--- START ---

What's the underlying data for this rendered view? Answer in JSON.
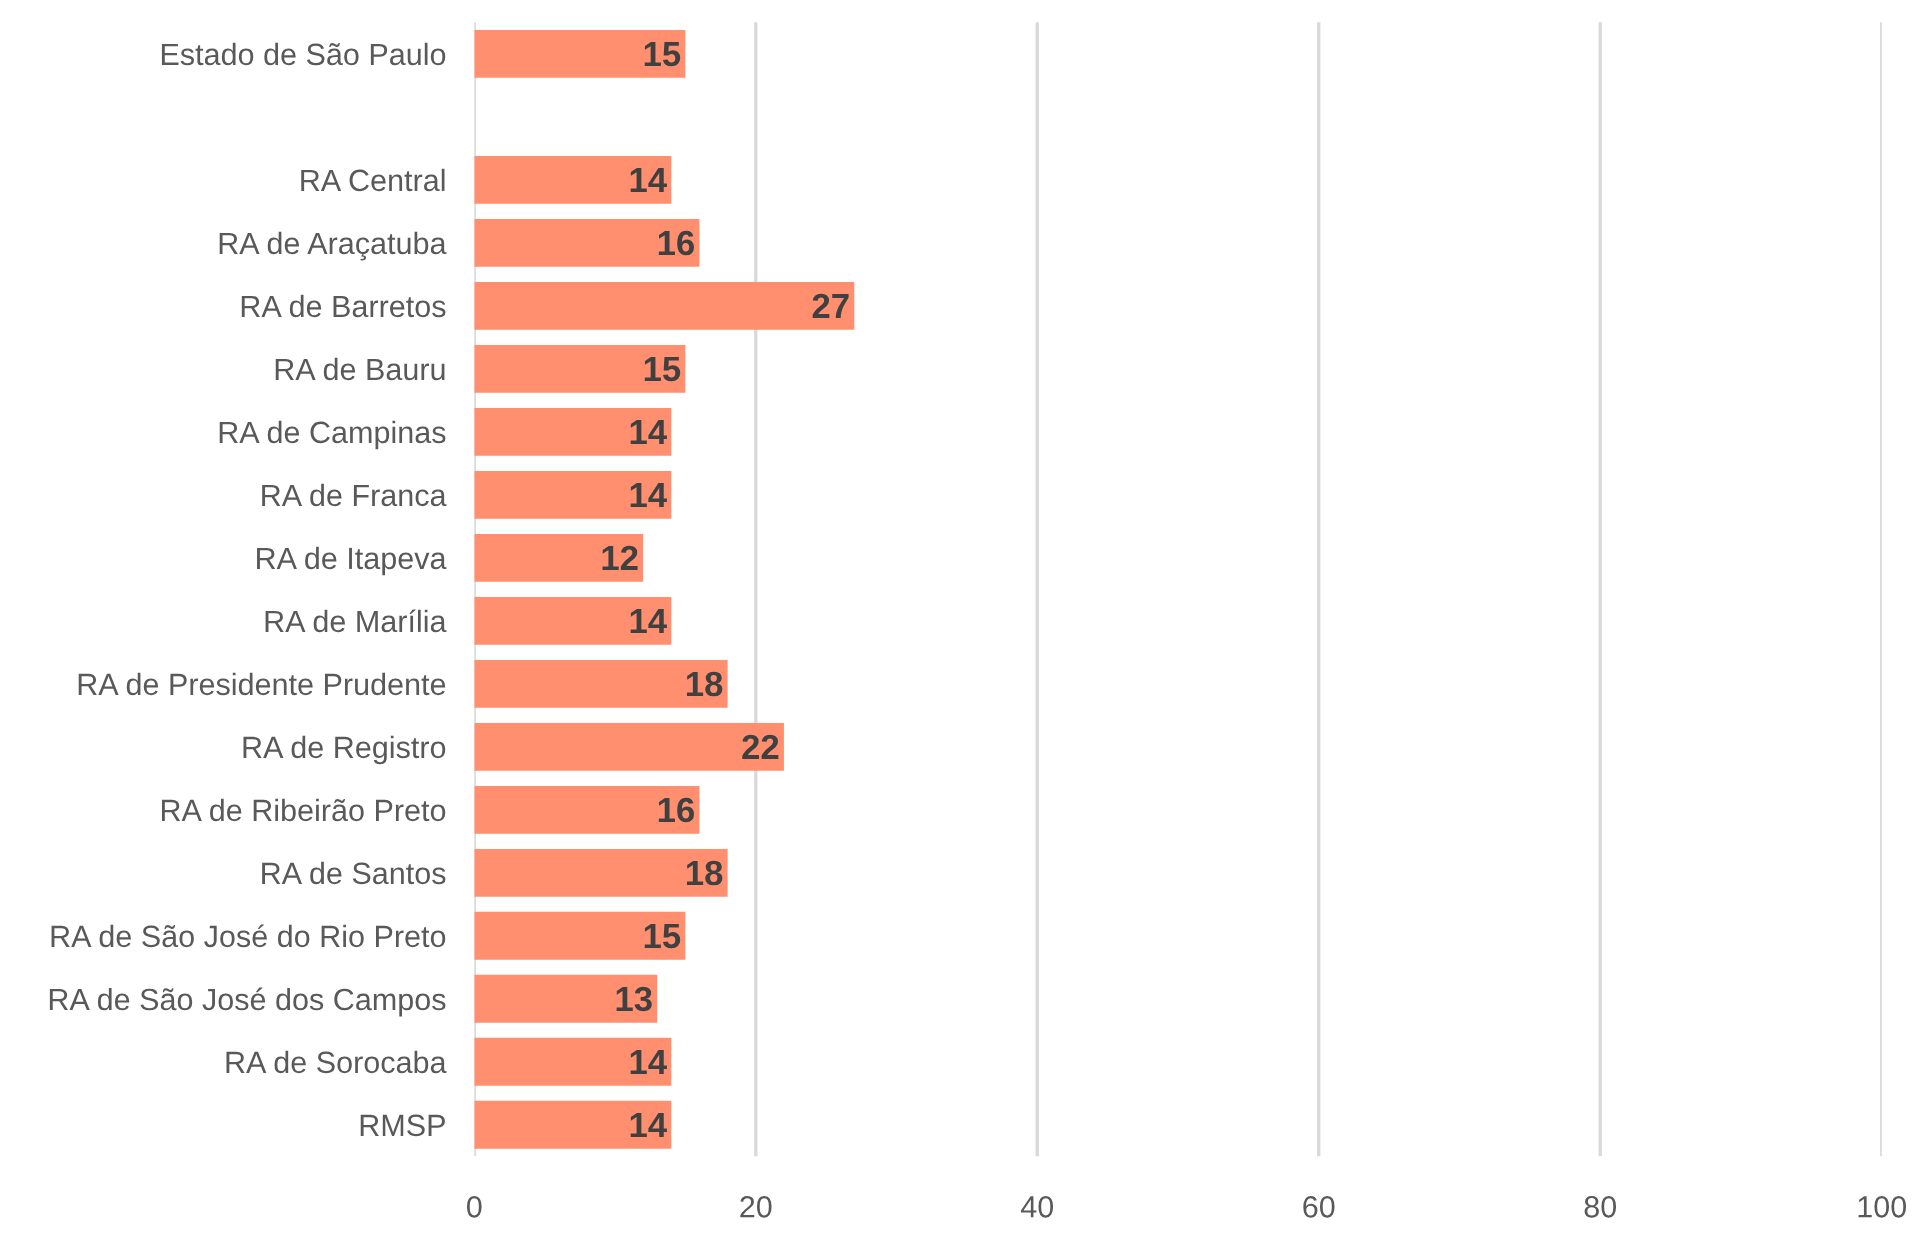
{
  "chart_data": {
    "type": "bar",
    "orientation": "horizontal",
    "categories": [
      "Estado de São Paulo",
      null,
      "RA Central",
      "RA de Araçatuba",
      "RA de Barretos",
      "RA de Bauru",
      "RA de Campinas",
      "RA de Franca",
      "RA de Itapeva",
      "RA de Marília",
      "RA de Presidente Prudente",
      "RA de Registro",
      "RA de Ribeirão Preto",
      "RA de Santos",
      "RA de São José do Rio Preto",
      "RA de São José dos Campos",
      "RA de Sorocaba",
      "RMSP"
    ],
    "values": [
      15,
      null,
      14,
      16,
      27,
      15,
      14,
      14,
      12,
      14,
      18,
      22,
      16,
      18,
      15,
      13,
      14,
      14
    ],
    "color": "#ff8f6e",
    "xlim": [
      0,
      100
    ],
    "xticks": [
      0,
      20,
      40,
      60,
      80,
      100
    ],
    "grid": "x",
    "data_labels": true
  }
}
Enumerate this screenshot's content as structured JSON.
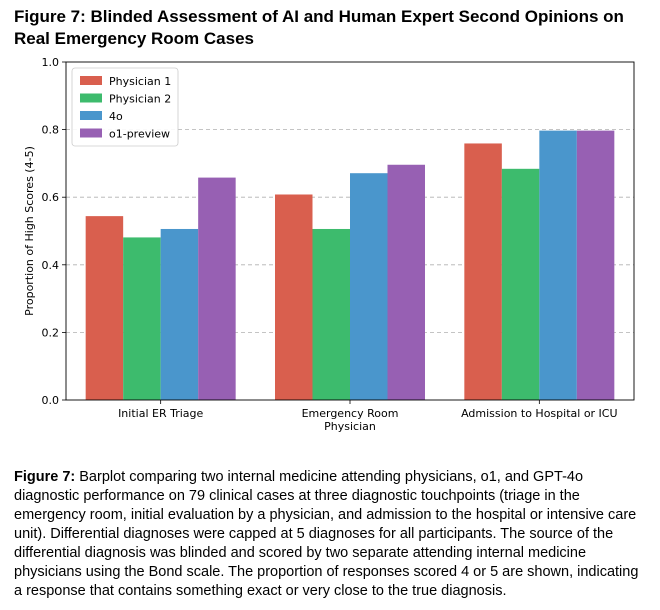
{
  "figure": {
    "label": "Figure 7:",
    "title": "Blinded Assessment of AI and Human Expert Second Opinions on Real Emergency Room Cases"
  },
  "caption": {
    "label": "Figure 7:",
    "text": "Barplot comparing two internal medicine attending physicians, o1, and GPT-4o diagnostic performance on 79 clinical cases at three diagnostic touchpoints (triage in the emergency room, initial evaluation by a physician, and admission to the hospital or intensive care unit). Differential diagnoses were capped at 5 diagnoses for all participants. The source of the differential diagnosis was blinded and scored by two separate attending internal medicine physicians using the Bond scale. The proportion of responses scored 4 or 5 are shown, indicating a response that contains something exact or very close to the true diagnosis."
  },
  "chart_data": {
    "type": "bar",
    "title": "",
    "xlabel": "",
    "ylabel": "Proportion of High Scores (4-5)",
    "ylim": [
      0,
      1.0
    ],
    "yticks": [
      "0.0",
      "0.2",
      "0.4",
      "0.6",
      "0.8",
      "1.0"
    ],
    "grid": "y",
    "legend_position": "top-left",
    "categories": [
      [
        "Initial ER Triage"
      ],
      [
        "Emergency Room",
        "Physician"
      ],
      [
        "Admission to Hospital or ICU"
      ]
    ],
    "series": [
      {
        "name": "Physician 1",
        "color": "#d95f4e",
        "values": [
          0.544,
          0.608,
          0.759
        ]
      },
      {
        "name": "Physician 2",
        "color": "#3dbb6d",
        "values": [
          0.481,
          0.506,
          0.684
        ]
      },
      {
        "name": "4o",
        "color": "#4a96cc",
        "values": [
          0.506,
          0.671,
          0.797
        ]
      },
      {
        "name": "o1-preview",
        "color": "#9760b3",
        "values": [
          0.658,
          0.696,
          0.797
        ]
      }
    ]
  }
}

--- END ---

* **PROBLEM REQUIREMENTS**
Pictures in the records above are left out; print everything else exactly as written.

* **RESPONSE TO THE TASK**
What's the underlying data for this rendered view? Answer in JSON.
{
  "chart_data": {
    "type": "bar",
    "orientation": "horizontal",
    "categories": [
      "Estado de São Paulo",
      null,
      "RA Central",
      "RA de Araçatuba",
      "RA de Barretos",
      "RA de Bauru",
      "RA de Campinas",
      "RA de Franca",
      "RA de Itapeva",
      "RA de Marília",
      "RA de Presidente Prudente",
      "RA de Registro",
      "RA de Ribeirão Preto",
      "RA de Santos",
      "RA de São José do Rio Preto",
      "RA de São José dos Campos",
      "RA de Sorocaba",
      "RMSP"
    ],
    "values": [
      15,
      null,
      14,
      16,
      27,
      15,
      14,
      14,
      12,
      14,
      18,
      22,
      16,
      18,
      15,
      13,
      14,
      14
    ],
    "color": "#ff8f6e",
    "xlim": [
      0,
      100
    ],
    "xticks": [
      0,
      20,
      40,
      60,
      80,
      100
    ],
    "grid": "x",
    "data_labels": true
  }
}
Enumerate this screenshot's content as structured JSON.
{
  "figure": {
    "label": "Figure 7:",
    "title": "Blinded Assessment of AI and Human Expert Second Opinions on Real Emergency Room Cases"
  },
  "caption": {
    "label": "Figure 7:",
    "text": "Barplot comparing two internal medicine attending physicians, o1, and GPT-4o diagnostic performance on 79 clinical cases at three diagnostic touchpoints (triage in the emergency room, initial evaluation by a physician, and admission to the hospital or intensive care unit). Differential diagnoses were capped at 5 diagnoses for all participants. The source of the differential diagnosis was blinded and scored by two separate attending internal medicine physicians using the Bond scale. The proportion of responses scored 4 or 5 are shown, indicating a response that contains something exact or very close to the true diagnosis."
  },
  "chart_data": {
    "type": "bar",
    "title": "",
    "xlabel": "",
    "ylabel": "Proportion of High Scores (4-5)",
    "ylim": [
      0,
      1.0
    ],
    "yticks": [
      "0.0",
      "0.2",
      "0.4",
      "0.6",
      "0.8",
      "1.0"
    ],
    "grid": "y",
    "legend_position": "top-left",
    "categories": [
      [
        "Initial ER Triage"
      ],
      [
        "Emergency Room",
        "Physician"
      ],
      [
        "Admission to Hospital or ICU"
      ]
    ],
    "series": [
      {
        "name": "Physician 1",
        "color": "#d95f4e",
        "values": [
          0.544,
          0.608,
          0.759
        ]
      },
      {
        "name": "Physician 2",
        "color": "#3dbb6d",
        "values": [
          0.481,
          0.506,
          0.684
        ]
      },
      {
        "name": "4o",
        "color": "#4a96cc",
        "values": [
          0.506,
          0.671,
          0.797
        ]
      },
      {
        "name": "o1-preview",
        "color": "#9760b3",
        "values": [
          0.658,
          0.696,
          0.797
        ]
      }
    ]
  }
}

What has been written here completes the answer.